STATED GOAL 1
In the passage on killing child processes, which signal is sent to block child processes so that they stop creating new children?
STATED GOAL 2
Reproduce the passage on killing child processes word for word, starting with "The process is" and going on through "p : processes)".

SELECTED EXTRACT
Another solution is to kill all your children. If you know that the only child processes you have are processes that get started when you do popen(), then it's easy enough. Otherwise you may need some more work or use the fork() + execve() combo, in which case you will know the first child's PID.
Whenever you run a child process, it's PPID (parent process ID) is your own PID. It is easy enough to read the list of currently running processes and gather those that have their PPID = getpid(). Repeat the loop looking for processes that have their PPID equal to one of your children's PID. In the end you build a whole tree of child processes.
Since you child processes may end up creating other child processes, to make it safe, you will want to block those processes by sending a SIGSTOP. That way they will stop creating new children. As far as I know, you can't prevent the SIGSTOP from doing its deed.
The process is therefore:
function kill_all_children()
{
std::vector<pid_t> me_and_children;
me_and_children.push_back(getpid());
bool found_child = false;
do
{
found_child = false;
std::vector<process> processes(get_processes());
for(auto p : processes)
{
// i.e. if I'm the child of any one of those processes
if(std::find(me_and_children.begin(),
me_and_children.end(),
p.ppid()))
{
kill(p.pid(), SIGSTOP);
me_and_children.push_back(p.pid());
found_child = true;
}
}
}
while(found_child);
for(auto c : me_and_children)
{
// ignore ourselves
if(c == getpid())
{
continue;
}
kill(c, SIGTERM);
kill(c, SIGCONT); // make sure it continues now
}
}
This is probably not the best way to close your pipe, though, since you probably need to let the command time to handle your data. So what you want is execute that code only after a timeout. So your regular code could look something like this:
void send_data(...)
{
signal(SIGALRM, handle_alarm);
f = popen("command", "w");
// do some work...
alarm(60); // give it a minute
pclose(f);
alarm(0); // remove alarm
}
void handle_alarm()
{
kill_all_children();
}
-- about the alarm(60);, the location is up to you, it could also be placed before the popen() if you're afraid that the popen() or the work after it could also fail (i.e. I've had problems where the pipe fills up and I don't even reach the pclose() because then the child process loops forever.)

Data items:
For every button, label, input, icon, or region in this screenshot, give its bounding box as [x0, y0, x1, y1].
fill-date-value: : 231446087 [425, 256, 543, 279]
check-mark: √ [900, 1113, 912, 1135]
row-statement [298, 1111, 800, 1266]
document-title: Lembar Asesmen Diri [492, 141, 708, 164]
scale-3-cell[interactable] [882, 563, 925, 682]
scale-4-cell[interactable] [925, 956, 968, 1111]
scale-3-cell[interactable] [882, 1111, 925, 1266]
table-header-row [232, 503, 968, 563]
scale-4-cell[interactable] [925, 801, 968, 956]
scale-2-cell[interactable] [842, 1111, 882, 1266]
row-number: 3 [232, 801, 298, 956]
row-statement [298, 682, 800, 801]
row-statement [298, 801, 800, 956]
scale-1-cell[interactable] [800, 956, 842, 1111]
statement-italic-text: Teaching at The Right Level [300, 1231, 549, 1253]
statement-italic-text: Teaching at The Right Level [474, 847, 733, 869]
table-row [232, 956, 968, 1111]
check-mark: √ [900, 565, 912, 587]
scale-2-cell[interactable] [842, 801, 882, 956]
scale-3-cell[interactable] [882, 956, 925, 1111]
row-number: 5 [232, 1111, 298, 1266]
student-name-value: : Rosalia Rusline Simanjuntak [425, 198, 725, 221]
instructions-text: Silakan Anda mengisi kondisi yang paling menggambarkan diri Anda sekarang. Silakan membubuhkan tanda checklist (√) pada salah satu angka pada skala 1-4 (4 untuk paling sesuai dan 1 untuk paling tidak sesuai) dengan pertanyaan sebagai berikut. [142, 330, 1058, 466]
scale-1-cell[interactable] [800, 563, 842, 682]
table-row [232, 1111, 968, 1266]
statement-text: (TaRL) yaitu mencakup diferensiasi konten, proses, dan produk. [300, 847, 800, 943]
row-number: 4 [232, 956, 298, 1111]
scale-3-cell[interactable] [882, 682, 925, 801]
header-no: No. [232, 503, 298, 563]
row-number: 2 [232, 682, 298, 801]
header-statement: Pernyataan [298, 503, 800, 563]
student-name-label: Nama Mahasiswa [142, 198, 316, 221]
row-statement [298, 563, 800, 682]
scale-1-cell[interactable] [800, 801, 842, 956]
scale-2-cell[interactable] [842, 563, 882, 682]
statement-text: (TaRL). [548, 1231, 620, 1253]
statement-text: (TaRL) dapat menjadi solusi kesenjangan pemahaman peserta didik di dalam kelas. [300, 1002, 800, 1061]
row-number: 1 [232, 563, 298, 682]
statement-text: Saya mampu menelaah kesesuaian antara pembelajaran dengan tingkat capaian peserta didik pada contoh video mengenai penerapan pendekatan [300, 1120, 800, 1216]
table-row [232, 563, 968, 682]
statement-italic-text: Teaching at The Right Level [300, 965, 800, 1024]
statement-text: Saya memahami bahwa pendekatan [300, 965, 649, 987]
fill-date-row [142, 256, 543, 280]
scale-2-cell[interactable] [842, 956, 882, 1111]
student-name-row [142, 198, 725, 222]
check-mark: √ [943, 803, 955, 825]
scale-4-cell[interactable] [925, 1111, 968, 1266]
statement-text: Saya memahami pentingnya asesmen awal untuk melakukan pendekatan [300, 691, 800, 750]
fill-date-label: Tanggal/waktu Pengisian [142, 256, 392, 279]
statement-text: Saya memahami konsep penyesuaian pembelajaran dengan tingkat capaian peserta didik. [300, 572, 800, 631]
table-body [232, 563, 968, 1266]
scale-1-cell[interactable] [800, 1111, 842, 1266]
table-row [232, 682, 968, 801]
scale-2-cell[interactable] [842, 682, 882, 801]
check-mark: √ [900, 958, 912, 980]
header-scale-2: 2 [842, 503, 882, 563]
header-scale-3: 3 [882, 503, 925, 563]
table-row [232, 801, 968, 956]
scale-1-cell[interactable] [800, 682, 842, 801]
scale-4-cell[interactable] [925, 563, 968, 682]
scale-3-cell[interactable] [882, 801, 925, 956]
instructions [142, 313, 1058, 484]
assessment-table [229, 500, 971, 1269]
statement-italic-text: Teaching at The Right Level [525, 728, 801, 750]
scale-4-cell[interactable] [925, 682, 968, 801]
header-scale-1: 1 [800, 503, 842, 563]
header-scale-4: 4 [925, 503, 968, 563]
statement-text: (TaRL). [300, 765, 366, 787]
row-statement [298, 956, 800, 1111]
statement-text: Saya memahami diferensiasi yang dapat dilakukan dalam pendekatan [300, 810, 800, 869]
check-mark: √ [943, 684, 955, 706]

EXERCISE RESPONSE 1
SIGSTOP

EXERCISE RESPONSE 2
The process is therefore:
function kill_all_children()
{
std::vector<pid_t> me_and_children;
me_and_children.push_back(getpid());
bool found_child = false;
do
{
found_child = false;
std::vector<process> processes(get_processes());
for(auto p : processes)